INSTRUCTIONS FOR THE TASK: Gather every line from the entries below that includes "farm".
==== DATA EXTRACT ====
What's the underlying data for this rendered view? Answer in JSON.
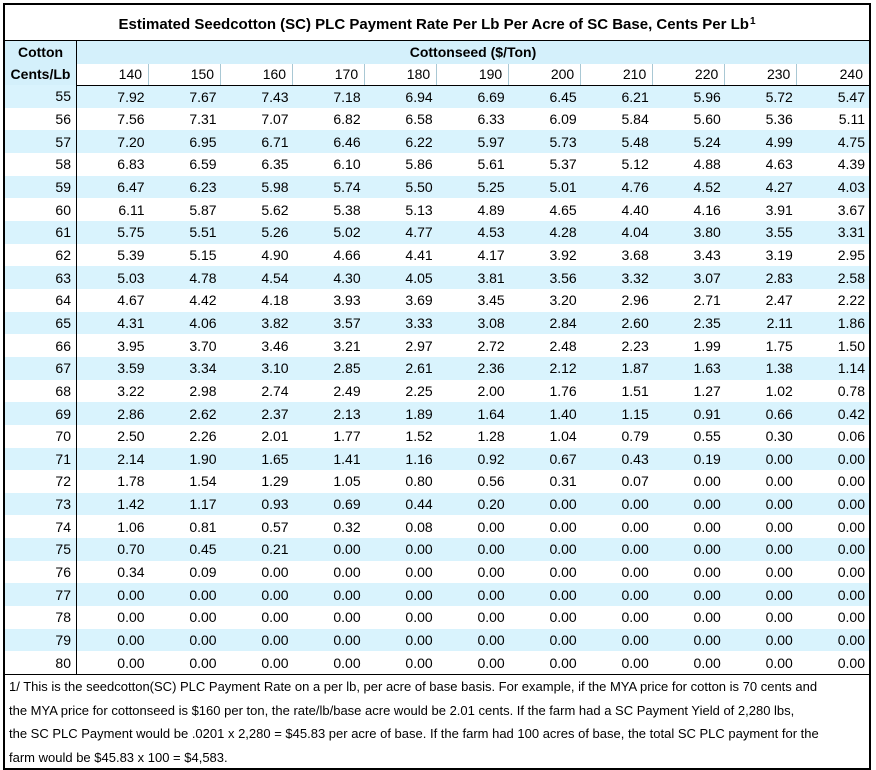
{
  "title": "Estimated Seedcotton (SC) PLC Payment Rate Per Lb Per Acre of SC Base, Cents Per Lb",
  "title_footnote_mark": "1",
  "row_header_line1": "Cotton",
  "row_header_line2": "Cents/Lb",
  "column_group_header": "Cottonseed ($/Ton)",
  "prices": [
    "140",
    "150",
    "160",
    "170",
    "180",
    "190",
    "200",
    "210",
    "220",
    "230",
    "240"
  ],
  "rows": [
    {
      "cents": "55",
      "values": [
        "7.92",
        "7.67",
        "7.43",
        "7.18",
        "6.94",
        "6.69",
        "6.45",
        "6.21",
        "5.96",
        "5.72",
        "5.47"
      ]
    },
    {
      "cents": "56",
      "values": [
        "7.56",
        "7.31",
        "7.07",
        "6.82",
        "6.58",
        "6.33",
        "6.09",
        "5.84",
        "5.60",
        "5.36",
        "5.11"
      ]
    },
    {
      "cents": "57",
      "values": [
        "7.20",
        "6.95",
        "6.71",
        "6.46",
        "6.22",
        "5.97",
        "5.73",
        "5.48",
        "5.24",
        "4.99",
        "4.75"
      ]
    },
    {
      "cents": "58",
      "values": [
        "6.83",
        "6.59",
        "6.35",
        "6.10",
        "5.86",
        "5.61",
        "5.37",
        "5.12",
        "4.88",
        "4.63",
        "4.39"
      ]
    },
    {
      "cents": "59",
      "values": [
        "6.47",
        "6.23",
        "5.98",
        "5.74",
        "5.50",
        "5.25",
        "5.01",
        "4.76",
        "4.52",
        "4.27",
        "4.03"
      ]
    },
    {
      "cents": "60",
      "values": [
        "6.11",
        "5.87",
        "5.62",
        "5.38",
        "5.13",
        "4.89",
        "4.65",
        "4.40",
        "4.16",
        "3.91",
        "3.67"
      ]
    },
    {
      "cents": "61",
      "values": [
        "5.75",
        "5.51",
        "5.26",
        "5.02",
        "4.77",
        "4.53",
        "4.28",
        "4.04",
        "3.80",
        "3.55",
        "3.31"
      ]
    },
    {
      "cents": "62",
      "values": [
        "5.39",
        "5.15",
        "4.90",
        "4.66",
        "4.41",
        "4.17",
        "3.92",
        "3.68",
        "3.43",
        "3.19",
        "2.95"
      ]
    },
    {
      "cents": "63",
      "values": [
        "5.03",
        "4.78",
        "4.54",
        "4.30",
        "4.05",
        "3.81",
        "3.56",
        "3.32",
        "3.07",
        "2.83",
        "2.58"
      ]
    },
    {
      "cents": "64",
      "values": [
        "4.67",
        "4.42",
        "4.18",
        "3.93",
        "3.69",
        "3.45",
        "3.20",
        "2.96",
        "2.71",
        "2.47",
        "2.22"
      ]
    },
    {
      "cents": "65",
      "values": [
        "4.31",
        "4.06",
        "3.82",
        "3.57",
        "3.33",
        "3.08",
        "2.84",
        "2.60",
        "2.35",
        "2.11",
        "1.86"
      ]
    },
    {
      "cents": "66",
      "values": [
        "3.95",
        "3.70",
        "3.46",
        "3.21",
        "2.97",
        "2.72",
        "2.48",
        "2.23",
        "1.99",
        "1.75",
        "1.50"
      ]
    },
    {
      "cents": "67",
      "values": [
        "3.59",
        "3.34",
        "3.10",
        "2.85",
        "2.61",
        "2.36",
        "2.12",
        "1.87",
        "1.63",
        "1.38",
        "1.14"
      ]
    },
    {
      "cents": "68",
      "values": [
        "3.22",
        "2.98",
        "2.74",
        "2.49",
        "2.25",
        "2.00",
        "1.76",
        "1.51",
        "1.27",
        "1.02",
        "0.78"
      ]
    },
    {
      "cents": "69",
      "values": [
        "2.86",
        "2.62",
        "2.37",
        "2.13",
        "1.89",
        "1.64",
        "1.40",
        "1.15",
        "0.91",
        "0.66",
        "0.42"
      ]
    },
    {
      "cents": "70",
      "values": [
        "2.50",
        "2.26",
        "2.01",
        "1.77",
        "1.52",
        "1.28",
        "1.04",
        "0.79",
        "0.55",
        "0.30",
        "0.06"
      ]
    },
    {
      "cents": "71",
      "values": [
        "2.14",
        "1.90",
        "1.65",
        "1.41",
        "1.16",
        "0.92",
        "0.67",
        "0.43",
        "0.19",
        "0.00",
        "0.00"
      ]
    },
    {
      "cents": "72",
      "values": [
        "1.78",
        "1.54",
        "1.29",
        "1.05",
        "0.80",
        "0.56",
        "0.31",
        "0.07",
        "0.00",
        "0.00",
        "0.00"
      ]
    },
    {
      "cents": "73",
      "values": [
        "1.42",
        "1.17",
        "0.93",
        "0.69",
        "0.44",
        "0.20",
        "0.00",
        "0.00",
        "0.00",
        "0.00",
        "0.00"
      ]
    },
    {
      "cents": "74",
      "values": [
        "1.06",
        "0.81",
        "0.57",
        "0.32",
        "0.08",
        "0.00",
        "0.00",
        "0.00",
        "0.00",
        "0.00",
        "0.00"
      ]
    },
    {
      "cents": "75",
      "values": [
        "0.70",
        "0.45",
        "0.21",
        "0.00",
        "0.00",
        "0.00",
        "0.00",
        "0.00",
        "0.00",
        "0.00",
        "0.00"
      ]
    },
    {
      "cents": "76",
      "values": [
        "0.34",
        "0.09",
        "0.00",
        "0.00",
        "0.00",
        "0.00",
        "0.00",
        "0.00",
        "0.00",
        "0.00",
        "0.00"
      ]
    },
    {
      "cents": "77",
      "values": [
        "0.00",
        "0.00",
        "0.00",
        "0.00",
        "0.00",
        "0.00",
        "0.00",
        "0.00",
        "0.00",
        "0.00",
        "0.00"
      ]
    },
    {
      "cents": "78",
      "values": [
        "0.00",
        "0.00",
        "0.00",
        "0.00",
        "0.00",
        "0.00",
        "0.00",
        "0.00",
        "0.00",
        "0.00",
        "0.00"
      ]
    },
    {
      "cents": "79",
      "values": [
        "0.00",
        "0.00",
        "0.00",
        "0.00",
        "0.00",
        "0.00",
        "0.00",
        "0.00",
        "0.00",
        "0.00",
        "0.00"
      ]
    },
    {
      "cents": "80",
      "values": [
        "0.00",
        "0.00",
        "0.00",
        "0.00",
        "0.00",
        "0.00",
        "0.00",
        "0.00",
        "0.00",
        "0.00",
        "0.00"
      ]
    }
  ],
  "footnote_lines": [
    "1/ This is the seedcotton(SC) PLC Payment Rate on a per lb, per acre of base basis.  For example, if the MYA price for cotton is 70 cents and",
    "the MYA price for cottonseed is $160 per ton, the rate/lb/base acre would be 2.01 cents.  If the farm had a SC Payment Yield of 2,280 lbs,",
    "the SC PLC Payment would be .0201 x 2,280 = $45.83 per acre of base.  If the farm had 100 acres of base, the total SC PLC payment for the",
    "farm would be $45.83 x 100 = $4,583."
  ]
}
====
REPLY TO THE EXERCISE:
    "the MYA price for cottonseed is $160 per ton, the rate/lb/base acre would be 2.01 cents.  If the farm had a SC Payment Yield of 2,280 lbs,",
    "the SC PLC Payment would be .0201 x 2,280 = $45.83 per acre of base.  If the farm had 100 acres of base, the total SC PLC payment for the",
    "farm would be $45.83 x 100 = $4,583."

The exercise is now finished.